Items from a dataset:
## BEGIN
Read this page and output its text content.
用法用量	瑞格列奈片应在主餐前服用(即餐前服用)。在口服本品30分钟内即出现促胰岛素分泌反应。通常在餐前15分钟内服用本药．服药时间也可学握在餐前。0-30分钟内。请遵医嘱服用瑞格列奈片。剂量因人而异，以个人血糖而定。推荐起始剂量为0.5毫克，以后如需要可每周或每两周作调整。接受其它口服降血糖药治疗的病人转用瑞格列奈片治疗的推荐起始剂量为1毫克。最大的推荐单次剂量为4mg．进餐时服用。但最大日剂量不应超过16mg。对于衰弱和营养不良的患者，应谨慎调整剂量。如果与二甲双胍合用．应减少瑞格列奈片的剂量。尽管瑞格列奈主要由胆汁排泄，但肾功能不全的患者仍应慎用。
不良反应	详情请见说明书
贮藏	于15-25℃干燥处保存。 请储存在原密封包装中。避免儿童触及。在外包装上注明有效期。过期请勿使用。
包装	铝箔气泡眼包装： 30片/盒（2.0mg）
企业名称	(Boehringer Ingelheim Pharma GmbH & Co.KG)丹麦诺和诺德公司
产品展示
## END
All of the entries above need to be reproduced exactly.

Read this page and output its text content.
用法用量	瑞格列奈片应在主餐前服用(即餐前服用)。在口服本品30分钟内即出现促胰岛素分泌反应。通常在餐前15分钟内服用本药．服药时间也可学握在餐前。0-30分钟内。请遵医嘱服用瑞格列奈片。剂量因人而异，以个人血糖而定。推荐起始剂量为0.5毫克，以后如需要可每周或每两周作调整。接受其它口服降血糖药治疗的病人转用瑞格列奈片治疗的推荐起始剂量为1毫克。最大的推荐单次剂量为4mg．进餐时服用。但最大日剂量不应超过16mg。对于衰弱和营养不良的患者，应谨慎调整剂量。如果与二甲双胍合用．应减少瑞格列奈片的剂量。尽管瑞格列奈主要由胆汁排泄，但肾功能不全的患者仍应慎用。
不良反应	详情请见说明书
贮藏	于15-25℃干燥处保存。 请储存在原密封包装中。避免儿童触及。在外包装上注明有效期。过期请勿使用。
包装	铝箔气泡眼包装： 30片/盒（2.0mg）
企业名称	(Boehringer Ingelheim Pharma GmbH & Co.KG)丹麦诺和诺德公司
产品展示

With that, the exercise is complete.